> **STATED PROBLEM**: Your task is to return, word for word, only the lines from the line with "Read this page and output its text content." through the close of the data. Exclude all pictures.
+ + + + +
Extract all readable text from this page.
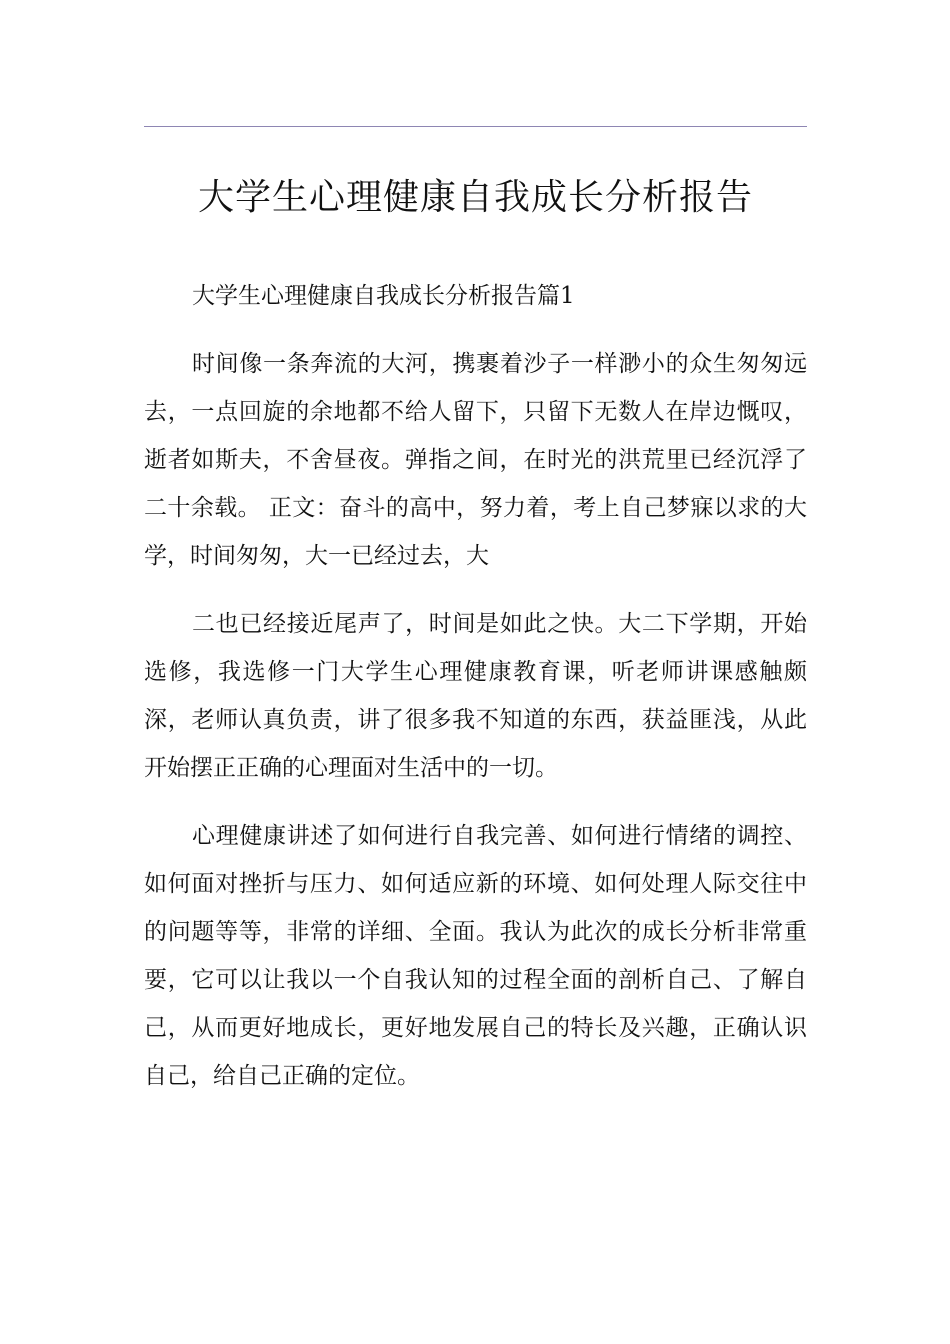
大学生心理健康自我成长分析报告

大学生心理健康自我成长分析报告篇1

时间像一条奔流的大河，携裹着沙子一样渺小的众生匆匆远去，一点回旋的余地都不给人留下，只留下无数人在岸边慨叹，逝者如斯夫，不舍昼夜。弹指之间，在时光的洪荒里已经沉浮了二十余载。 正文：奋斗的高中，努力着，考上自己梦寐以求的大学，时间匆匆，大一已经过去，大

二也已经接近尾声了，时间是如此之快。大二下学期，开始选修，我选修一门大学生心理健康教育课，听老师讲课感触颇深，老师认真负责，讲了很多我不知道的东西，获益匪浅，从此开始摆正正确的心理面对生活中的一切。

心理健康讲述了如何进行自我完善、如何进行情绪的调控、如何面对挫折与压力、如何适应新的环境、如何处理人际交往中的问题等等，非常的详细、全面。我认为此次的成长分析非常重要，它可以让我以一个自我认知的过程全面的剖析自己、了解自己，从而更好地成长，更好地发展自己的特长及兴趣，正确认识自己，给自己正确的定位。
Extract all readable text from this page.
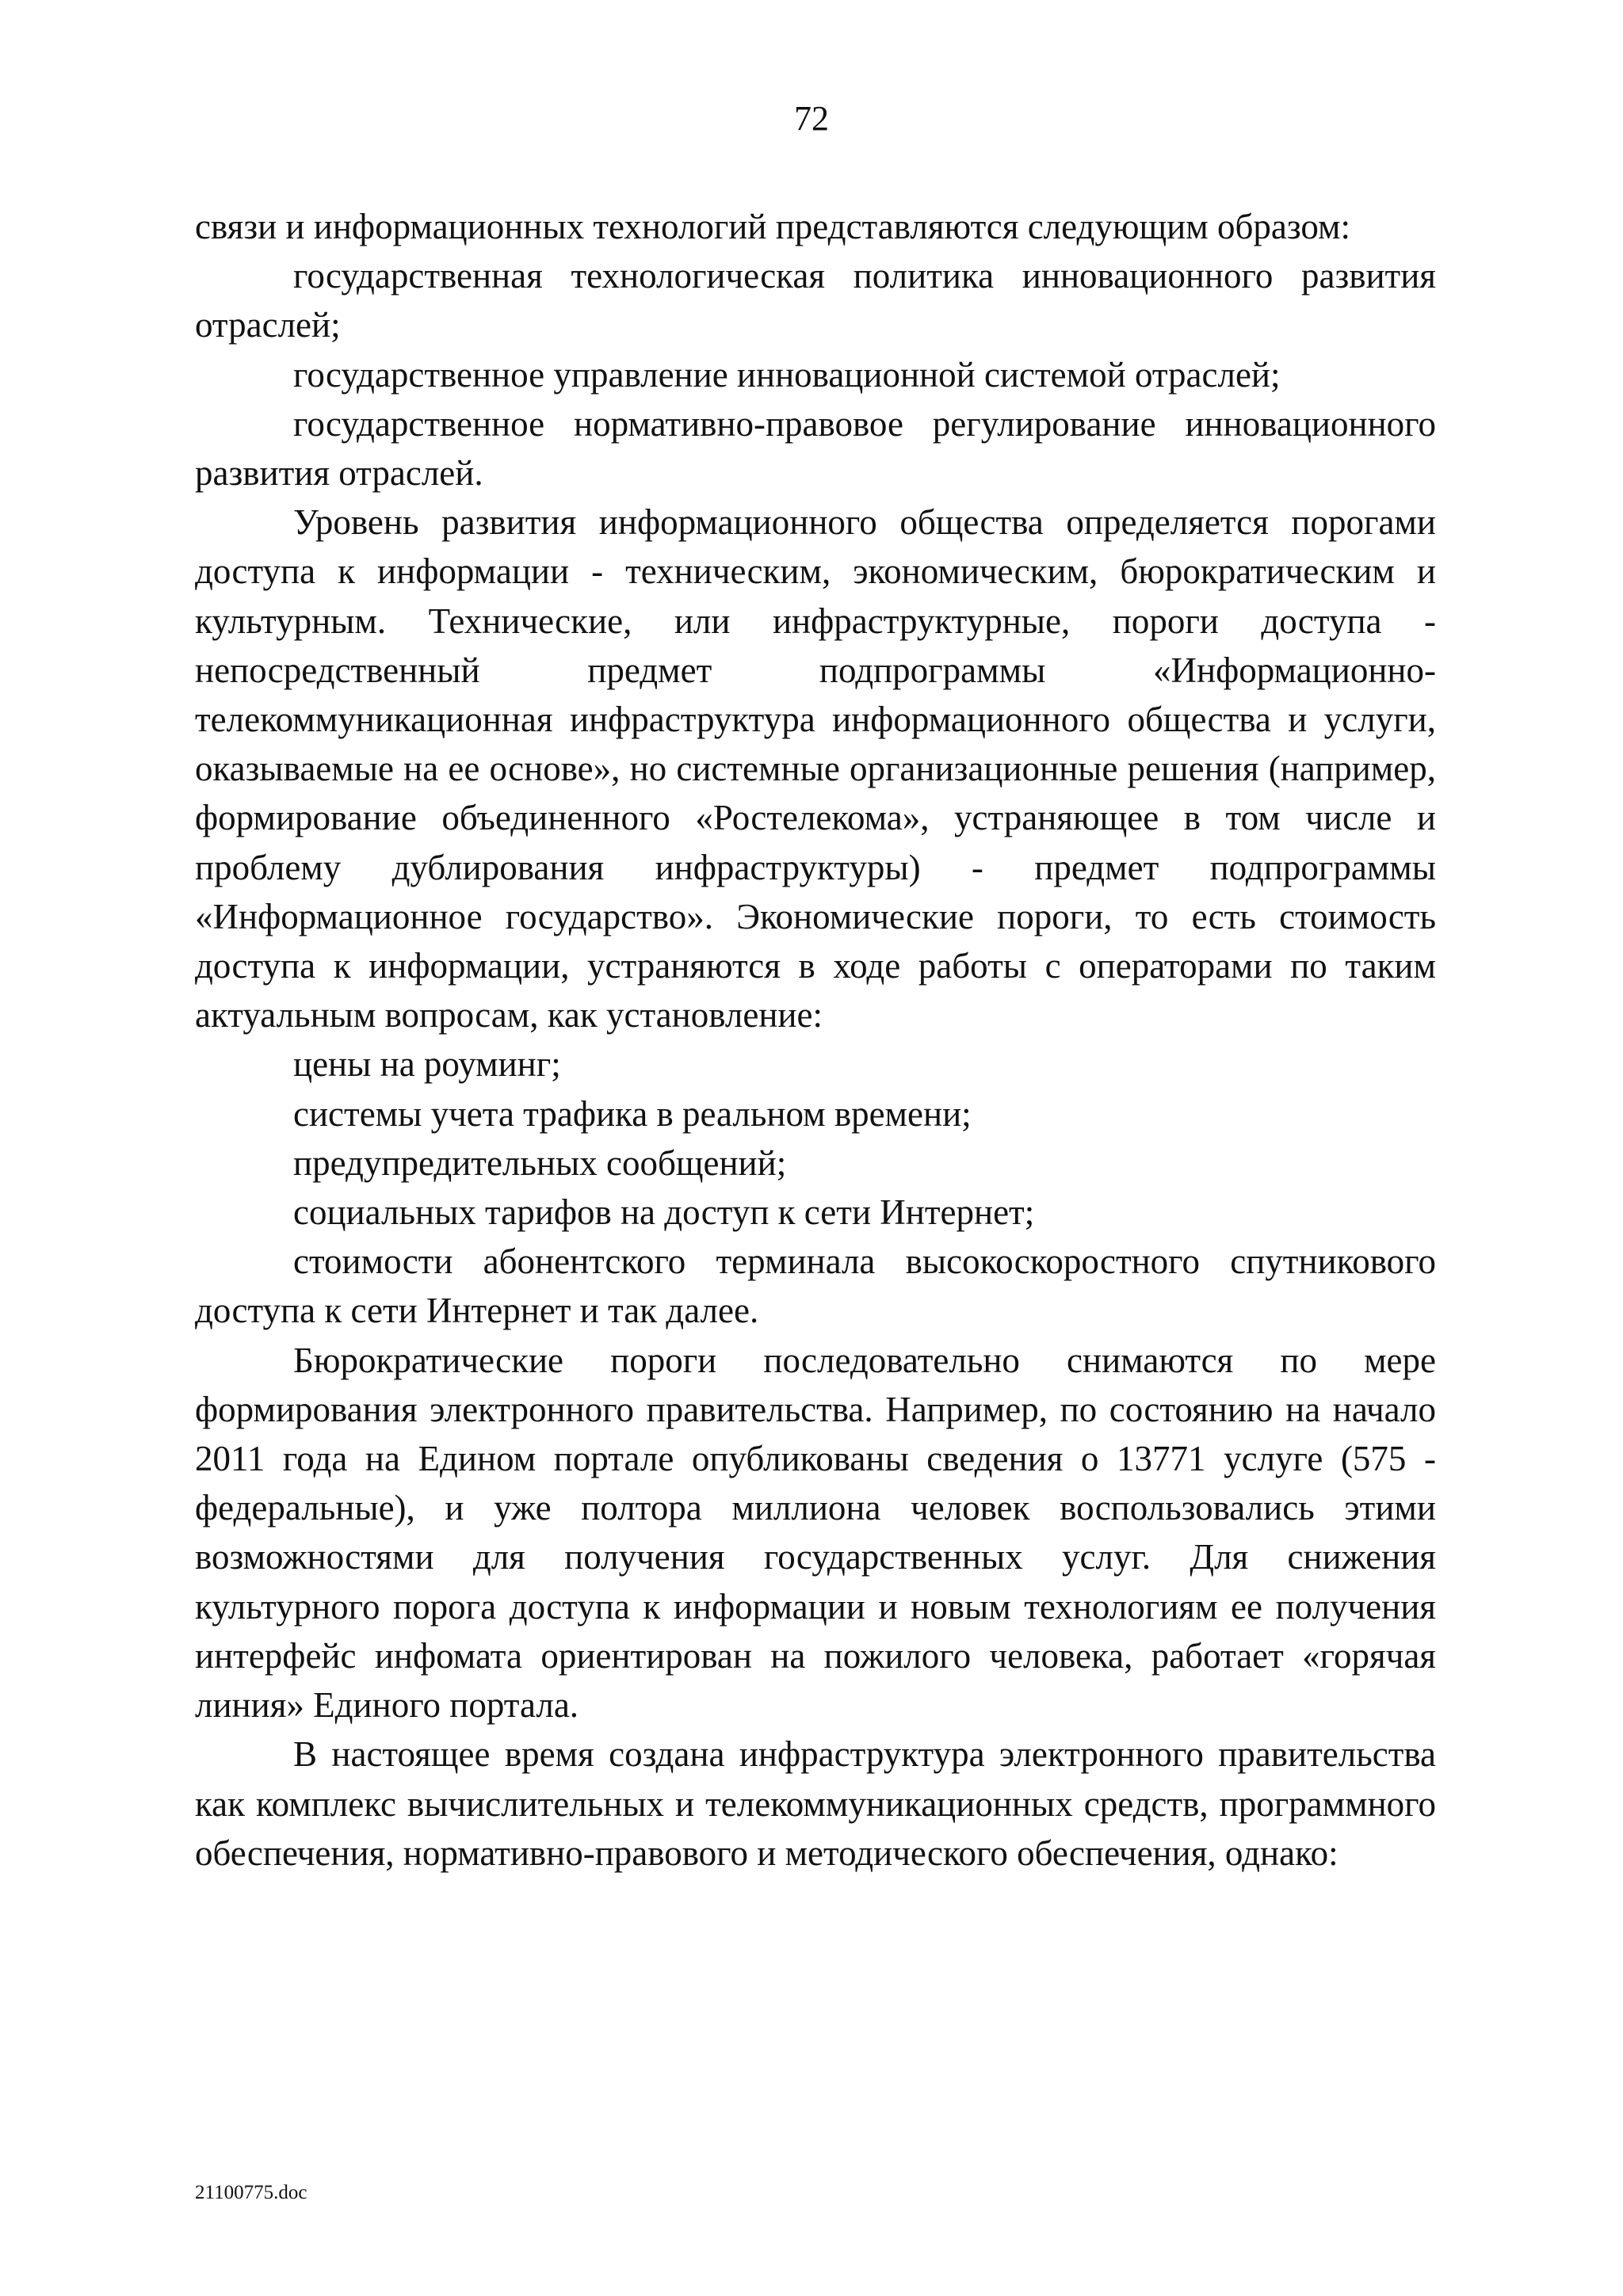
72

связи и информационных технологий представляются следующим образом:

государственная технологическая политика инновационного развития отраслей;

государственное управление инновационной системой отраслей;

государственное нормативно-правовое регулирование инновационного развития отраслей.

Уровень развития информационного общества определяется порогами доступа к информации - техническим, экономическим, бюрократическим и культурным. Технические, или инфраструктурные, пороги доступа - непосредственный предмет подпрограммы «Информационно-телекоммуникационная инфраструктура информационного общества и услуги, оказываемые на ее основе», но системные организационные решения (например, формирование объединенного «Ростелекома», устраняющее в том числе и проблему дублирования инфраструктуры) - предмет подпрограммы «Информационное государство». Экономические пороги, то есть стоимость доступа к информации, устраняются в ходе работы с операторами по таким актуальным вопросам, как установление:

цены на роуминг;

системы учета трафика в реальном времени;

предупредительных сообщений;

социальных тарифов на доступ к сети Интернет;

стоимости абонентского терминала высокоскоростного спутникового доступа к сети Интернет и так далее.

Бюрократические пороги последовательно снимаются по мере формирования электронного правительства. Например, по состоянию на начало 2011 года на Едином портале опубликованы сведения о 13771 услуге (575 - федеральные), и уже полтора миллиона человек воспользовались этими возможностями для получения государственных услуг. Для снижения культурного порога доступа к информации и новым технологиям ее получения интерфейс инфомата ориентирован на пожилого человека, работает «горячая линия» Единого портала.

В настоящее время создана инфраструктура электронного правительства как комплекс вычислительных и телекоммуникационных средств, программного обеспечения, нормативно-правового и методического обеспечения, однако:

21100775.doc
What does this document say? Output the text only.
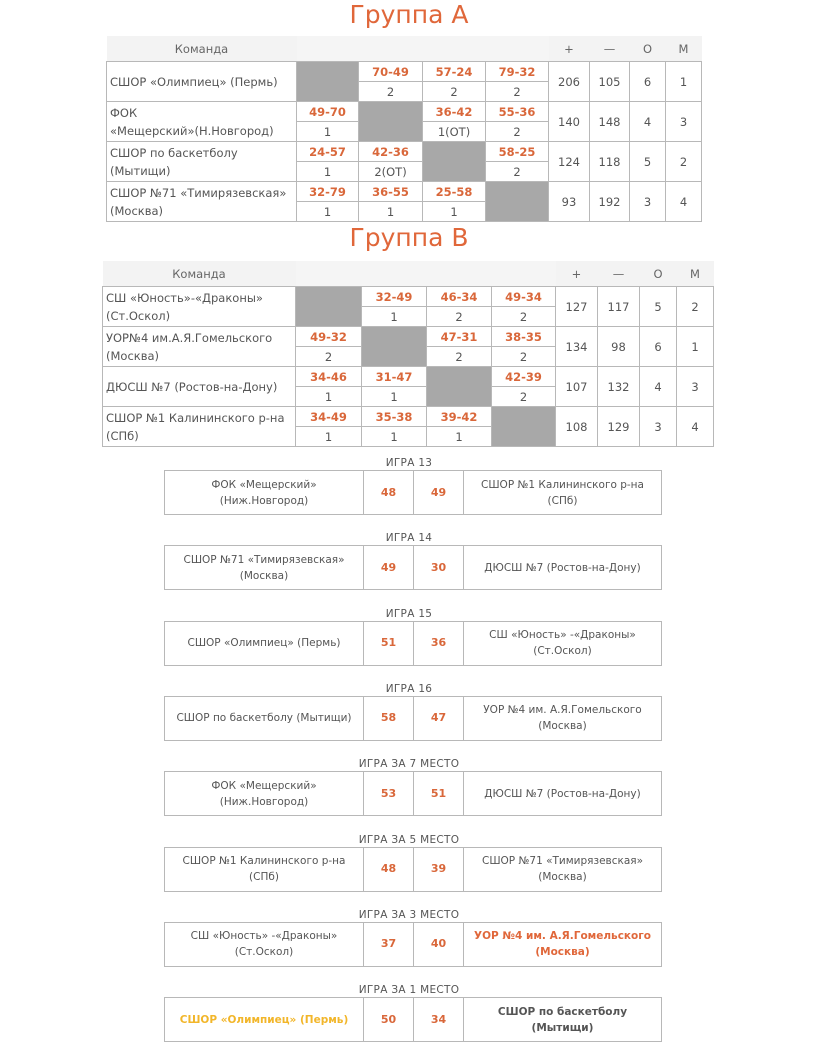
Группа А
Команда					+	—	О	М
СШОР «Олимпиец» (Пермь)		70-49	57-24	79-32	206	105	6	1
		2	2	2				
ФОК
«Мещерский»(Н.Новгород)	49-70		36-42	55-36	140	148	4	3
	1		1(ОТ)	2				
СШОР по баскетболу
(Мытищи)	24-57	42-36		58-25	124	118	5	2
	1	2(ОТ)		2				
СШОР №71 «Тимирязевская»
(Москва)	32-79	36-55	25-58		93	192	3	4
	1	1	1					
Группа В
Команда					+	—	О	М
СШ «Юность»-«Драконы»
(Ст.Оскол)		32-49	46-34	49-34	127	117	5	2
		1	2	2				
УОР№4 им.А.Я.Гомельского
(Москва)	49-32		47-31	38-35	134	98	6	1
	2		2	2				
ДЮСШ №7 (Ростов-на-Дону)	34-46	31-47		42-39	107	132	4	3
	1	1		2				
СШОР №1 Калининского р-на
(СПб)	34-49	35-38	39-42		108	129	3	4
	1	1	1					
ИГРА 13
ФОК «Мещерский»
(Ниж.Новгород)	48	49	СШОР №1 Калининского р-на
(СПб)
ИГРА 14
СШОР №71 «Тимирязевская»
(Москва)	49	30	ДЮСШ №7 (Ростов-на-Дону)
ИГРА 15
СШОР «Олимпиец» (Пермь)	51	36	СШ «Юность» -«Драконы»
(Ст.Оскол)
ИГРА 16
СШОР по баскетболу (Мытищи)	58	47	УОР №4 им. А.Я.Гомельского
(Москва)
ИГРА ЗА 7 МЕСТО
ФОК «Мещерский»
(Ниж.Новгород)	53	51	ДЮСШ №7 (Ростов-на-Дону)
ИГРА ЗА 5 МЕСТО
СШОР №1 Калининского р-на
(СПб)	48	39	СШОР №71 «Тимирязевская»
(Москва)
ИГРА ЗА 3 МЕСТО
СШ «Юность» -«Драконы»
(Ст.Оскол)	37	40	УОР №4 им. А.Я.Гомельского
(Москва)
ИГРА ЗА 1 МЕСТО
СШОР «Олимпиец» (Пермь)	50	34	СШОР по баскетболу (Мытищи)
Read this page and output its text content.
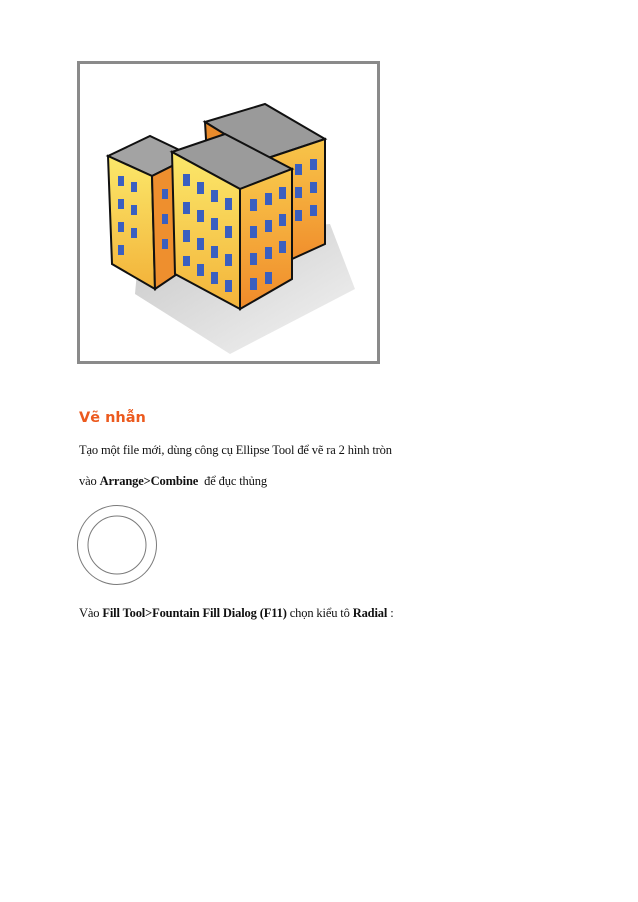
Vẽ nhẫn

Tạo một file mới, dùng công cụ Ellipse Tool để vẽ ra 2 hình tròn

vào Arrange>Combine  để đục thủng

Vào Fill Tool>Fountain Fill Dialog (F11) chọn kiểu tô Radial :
+ + + + +
> **RESPONSE BELOW**:
Read this page and output its text content.
Vẽ nhẫn

Tạo một file mới, dùng công cụ Ellipse Tool để vẽ ra 2 hình tròn

vào Arrange>Combine  để đục thủng

Vào Fill Tool>Fountain Fill Dialog (F11) chọn kiểu tô Radial :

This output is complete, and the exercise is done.